• **Required task**
Every record must be written out once more, with nothing added or omitted.

>> Begin

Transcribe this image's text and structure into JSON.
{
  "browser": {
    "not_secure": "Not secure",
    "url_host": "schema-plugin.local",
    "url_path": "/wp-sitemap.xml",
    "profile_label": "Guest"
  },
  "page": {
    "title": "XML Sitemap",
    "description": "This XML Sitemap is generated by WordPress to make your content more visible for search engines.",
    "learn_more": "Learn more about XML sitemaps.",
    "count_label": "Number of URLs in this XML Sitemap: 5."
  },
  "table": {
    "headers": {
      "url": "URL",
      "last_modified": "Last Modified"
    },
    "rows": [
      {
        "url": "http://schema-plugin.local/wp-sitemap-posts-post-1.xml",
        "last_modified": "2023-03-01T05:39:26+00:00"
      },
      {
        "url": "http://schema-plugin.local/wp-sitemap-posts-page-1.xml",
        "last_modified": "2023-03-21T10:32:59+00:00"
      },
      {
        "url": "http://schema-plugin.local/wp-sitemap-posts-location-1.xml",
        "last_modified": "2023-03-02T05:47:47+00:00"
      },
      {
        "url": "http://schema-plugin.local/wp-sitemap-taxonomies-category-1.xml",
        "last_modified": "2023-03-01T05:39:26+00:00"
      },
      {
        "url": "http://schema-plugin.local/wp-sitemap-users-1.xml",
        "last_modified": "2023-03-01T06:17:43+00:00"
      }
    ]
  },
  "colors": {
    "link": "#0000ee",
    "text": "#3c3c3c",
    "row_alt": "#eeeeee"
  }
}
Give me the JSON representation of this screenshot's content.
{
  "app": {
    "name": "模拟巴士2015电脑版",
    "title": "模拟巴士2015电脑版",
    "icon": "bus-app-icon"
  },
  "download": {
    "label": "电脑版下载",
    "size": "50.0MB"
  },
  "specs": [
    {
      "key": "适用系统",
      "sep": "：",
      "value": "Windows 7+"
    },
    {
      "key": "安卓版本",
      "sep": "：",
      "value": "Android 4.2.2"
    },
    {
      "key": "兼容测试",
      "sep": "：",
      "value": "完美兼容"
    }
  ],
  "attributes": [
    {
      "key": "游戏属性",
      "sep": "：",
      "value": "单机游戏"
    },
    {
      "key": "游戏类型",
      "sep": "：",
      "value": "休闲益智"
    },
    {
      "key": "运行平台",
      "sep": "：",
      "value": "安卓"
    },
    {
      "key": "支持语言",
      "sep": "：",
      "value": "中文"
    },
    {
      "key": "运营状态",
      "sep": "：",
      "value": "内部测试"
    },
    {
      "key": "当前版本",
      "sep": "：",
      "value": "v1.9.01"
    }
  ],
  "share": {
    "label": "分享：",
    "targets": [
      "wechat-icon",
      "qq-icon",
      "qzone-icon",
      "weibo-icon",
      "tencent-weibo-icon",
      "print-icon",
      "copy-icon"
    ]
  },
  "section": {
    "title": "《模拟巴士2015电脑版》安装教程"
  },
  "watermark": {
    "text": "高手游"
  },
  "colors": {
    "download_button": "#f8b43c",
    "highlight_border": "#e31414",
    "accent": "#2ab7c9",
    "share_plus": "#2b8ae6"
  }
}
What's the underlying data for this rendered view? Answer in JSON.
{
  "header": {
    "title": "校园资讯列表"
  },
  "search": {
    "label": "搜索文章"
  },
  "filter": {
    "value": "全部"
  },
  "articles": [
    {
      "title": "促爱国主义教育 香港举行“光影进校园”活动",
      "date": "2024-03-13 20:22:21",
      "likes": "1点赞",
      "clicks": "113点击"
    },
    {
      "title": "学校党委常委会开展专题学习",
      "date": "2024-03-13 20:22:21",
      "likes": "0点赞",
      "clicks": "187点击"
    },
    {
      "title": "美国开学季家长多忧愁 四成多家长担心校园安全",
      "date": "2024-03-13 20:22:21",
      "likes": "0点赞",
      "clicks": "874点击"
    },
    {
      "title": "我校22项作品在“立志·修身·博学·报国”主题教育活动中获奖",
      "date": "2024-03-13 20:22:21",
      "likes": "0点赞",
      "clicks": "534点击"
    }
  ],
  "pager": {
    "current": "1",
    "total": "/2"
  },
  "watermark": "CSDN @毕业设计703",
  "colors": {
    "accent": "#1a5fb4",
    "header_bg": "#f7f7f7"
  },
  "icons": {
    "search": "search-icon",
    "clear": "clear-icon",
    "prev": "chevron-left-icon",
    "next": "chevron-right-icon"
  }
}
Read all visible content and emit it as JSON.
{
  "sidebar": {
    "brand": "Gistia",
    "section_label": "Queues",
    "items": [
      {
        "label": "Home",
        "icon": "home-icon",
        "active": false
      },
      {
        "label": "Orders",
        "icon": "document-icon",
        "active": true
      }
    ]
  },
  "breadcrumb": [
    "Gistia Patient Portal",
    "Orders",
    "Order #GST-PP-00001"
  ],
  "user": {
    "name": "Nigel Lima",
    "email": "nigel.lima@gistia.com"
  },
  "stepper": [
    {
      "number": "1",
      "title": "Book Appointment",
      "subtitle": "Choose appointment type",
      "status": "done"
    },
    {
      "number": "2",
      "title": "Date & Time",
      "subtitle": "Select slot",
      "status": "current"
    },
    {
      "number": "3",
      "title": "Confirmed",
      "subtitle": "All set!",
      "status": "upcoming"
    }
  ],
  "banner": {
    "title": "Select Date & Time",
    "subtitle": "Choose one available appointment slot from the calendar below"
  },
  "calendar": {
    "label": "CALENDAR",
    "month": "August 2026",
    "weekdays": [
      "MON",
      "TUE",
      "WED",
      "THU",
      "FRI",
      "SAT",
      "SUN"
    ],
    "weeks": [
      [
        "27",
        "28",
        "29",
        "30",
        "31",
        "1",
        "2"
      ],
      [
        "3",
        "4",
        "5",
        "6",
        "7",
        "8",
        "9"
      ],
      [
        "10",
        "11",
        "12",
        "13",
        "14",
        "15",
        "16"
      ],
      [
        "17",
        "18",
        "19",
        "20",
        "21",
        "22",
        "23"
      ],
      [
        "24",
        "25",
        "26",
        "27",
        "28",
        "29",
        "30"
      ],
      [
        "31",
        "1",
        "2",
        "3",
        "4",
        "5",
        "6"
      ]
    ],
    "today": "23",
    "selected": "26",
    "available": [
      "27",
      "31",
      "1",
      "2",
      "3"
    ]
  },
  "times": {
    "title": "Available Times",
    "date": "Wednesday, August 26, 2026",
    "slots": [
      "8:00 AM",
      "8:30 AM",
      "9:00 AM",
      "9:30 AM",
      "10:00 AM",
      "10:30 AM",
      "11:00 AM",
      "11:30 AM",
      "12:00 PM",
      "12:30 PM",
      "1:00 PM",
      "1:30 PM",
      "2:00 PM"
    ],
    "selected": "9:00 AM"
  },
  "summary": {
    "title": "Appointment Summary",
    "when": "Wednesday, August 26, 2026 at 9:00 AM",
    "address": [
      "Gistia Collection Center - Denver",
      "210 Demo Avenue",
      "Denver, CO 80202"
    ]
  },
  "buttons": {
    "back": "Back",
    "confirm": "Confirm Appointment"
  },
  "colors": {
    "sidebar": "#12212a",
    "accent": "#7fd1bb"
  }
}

>> End

• **Answer to the exercise**
Transcribe this image's text and structure into JSON.
{
  "browser": {
    "not_secure": "Not secure",
    "url_host": "schema-plugin.local",
    "url_path": "/wp-sitemap.xml",
    "profile_label": "Guest"
  },
  "page": {
    "title": "XML Sitemap",
    "description": "This XML Sitemap is generated by WordPress to make your content more visible for search engines.",
    "learn_more": "Learn more about XML sitemaps.",
    "count_label": "Number of URLs in this XML Sitemap: 5."
  },
  "table": {
    "headers": {
      "url": "URL",
      "last_modified": "Last Modified"
    },
    "rows": [
      {
        "url": "http://schema-plugin.local/wp-sitemap-posts-post-1.xml",
        "last_modified": "2023-03-01T05:39:26+00:00"
      },
      {
        "url": "http://schema-plugin.local/wp-sitemap-posts-page-1.xml",
        "last_modified": "2023-03-21T10:32:59+00:00"
      },
      {
        "url": "http://schema-plugin.local/wp-sitemap-posts-location-1.xml",
        "last_modified": "2023-03-02T05:47:47+00:00"
      },
      {
        "url": "http://schema-plugin.local/wp-sitemap-taxonomies-category-1.xml",
        "last_modified": "2023-03-01T05:39:26+00:00"
      },
      {
        "url": "http://schema-plugin.local/wp-sitemap-users-1.xml",
        "last_modified": "2023-03-01T06:17:43+00:00"
      }
    ]
  },
  "colors": {
    "link": "#0000ee",
    "text": "#3c3c3c",
    "row_alt": "#eeeeee"
  }
}
Give me the JSON representation of this screenshot's content.
{
  "app": {
    "name": "模拟巴士2015电脑版",
    "title": "模拟巴士2015电脑版",
    "icon": "bus-app-icon"
  },
  "download": {
    "label": "电脑版下载",
    "size": "50.0MB"
  },
  "specs": [
    {
      "key": "适用系统",
      "sep": "：",
      "value": "Windows 7+"
    },
    {
      "key": "安卓版本",
      "sep": "：",
      "value": "Android 4.2.2"
    },
    {
      "key": "兼容测试",
      "sep": "：",
      "value": "完美兼容"
    }
  ],
  "attributes": [
    {
      "key": "游戏属性",
      "sep": "：",
      "value": "单机游戏"
    },
    {
      "key": "游戏类型",
      "sep": "：",
      "value": "休闲益智"
    },
    {
      "key": "运行平台",
      "sep": "：",
      "value": "安卓"
    },
    {
      "key": "支持语言",
      "sep": "：",
      "value": "中文"
    },
    {
      "key": "运营状态",
      "sep": "：",
      "value": "内部测试"
    },
    {
      "key": "当前版本",
      "sep": "：",
      "value": "v1.9.01"
    }
  ],
  "share": {
    "label": "分享：",
    "targets": [
      "wechat-icon",
      "qq-icon",
      "qzone-icon",
      "weibo-icon",
      "tencent-weibo-icon",
      "print-icon",
      "copy-icon"
    ]
  },
  "section": {
    "title": "《模拟巴士2015电脑版》安装教程"
  },
  "watermark": {
    "text": "高手游"
  },
  "colors": {
    "download_button": "#f8b43c",
    "highlight_border": "#e31414",
    "accent": "#2ab7c9",
    "share_plus": "#2b8ae6"
  }
}
What's the underlying data for this rendered view? Answer in JSON.
{
  "header": {
    "title": "校园资讯列表"
  },
  "search": {
    "label": "搜索文章"
  },
  "filter": {
    "value": "全部"
  },
  "articles": [
    {
      "title": "促爱国主义教育 香港举行“光影进校园”活动",
      "date": "2024-03-13 20:22:21",
      "likes": "1点赞",
      "clicks": "113点击"
    },
    {
      "title": "学校党委常委会开展专题学习",
      "date": "2024-03-13 20:22:21",
      "likes": "0点赞",
      "clicks": "187点击"
    },
    {
      "title": "美国开学季家长多忧愁 四成多家长担心校园安全",
      "date": "2024-03-13 20:22:21",
      "likes": "0点赞",
      "clicks": "874点击"
    },
    {
      "title": "我校22项作品在“立志·修身·博学·报国”主题教育活动中获奖",
      "date": "2024-03-13 20:22:21",
      "likes": "0点赞",
      "clicks": "534点击"
    }
  ],
  "pager": {
    "current": "1",
    "total": "/2"
  },
  "watermark": "CSDN @毕业设计703",
  "colors": {
    "accent": "#1a5fb4",
    "header_bg": "#f7f7f7"
  },
  "icons": {
    "search": "search-icon",
    "clear": "clear-icon",
    "prev": "chevron-left-icon",
    "next": "chevron-right-icon"
  }
}
Read all visible content and emit it as JSON.
{
  "sidebar": {
    "brand": "Gistia",
    "section_label": "Queues",
    "items": [
      {
        "label": "Home",
        "icon": "home-icon",
        "active": false
      },
      {
        "label": "Orders",
        "icon": "document-icon",
        "active": true
      }
    ]
  },
  "breadcrumb": [
    "Gistia Patient Portal",
    "Orders",
    "Order #GST-PP-00001"
  ],
  "user": {
    "name": "Nigel Lima",
    "email": "nigel.lima@gistia.com"
  },
  "stepper": [
    {
      "number": "1",
      "title": "Book Appointment",
      "subtitle": "Choose appointment type",
      "status": "done"
    },
    {
      "number": "2",
      "title": "Date & Time",
      "subtitle": "Select slot",
      "status": "current"
    },
    {
      "number": "3",
      "title": "Confirmed",
      "subtitle": "All set!",
      "status": "upcoming"
    }
  ],
  "banner": {
    "title": "Select Date & Time",
    "subtitle": "Choose one available appointment slot from the calendar below"
  },
  "calendar": {
    "label": "CALENDAR",
    "month": "August 2026",
    "weekdays": [
      "MON",
      "TUE",
      "WED",
      "THU",
      "FRI",
      "SAT",
      "SUN"
    ],
    "weeks": [
      [
        "27",
        "28",
        "29",
        "30",
        "31",
        "1",
        "2"
      ],
      [
        "3",
        "4",
        "5",
        "6",
        "7",
        "8",
        "9"
      ],
      [
        "10",
        "11",
        "12",
        "13",
        "14",
        "15",
        "16"
      ],
      [
        "17",
        "18",
        "19",
        "20",
        "21",
        "22",
        "23"
      ],
      [
        "24",
        "25",
        "26",
        "27",
        "28",
        "29",
        "30"
      ],
      [
        "31",
        "1",
        "2",
        "3",
        "4",
        "5",
        "6"
      ]
    ],
    "today": "23",
    "selected": "26",
    "available": [
      "27",
      "31",
      "1",
      "2",
      "3"
    ]
  },
  "times": {
    "title": "Available Times",
    "date": "Wednesday, August 26, 2026",
    "slots": [
      "8:00 AM",
      "8:30 AM",
      "9:00 AM",
      "9:30 AM",
      "10:00 AM",
      "10:30 AM",
      "11:00 AM",
      "11:30 AM",
      "12:00 PM",
      "12:30 PM",
      "1:00 PM",
      "1:30 PM",
      "2:00 PM"
    ],
    "selected": "9:00 AM"
  },
  "summary": {
    "title": "Appointment Summary",
    "when": "Wednesday, August 26, 2026 at 9:00 AM",
    "address": [
      "Gistia Collection Center - Denver",
      "210 Demo Avenue",
      "Denver, CO 80202"
    ]
  },
  "buttons": {
    "back": "Back",
    "confirm": "Confirm Appointment"
  },
  "colors": {
    "sidebar": "#12212a",
    "accent": "#7fd1bb"
  }
}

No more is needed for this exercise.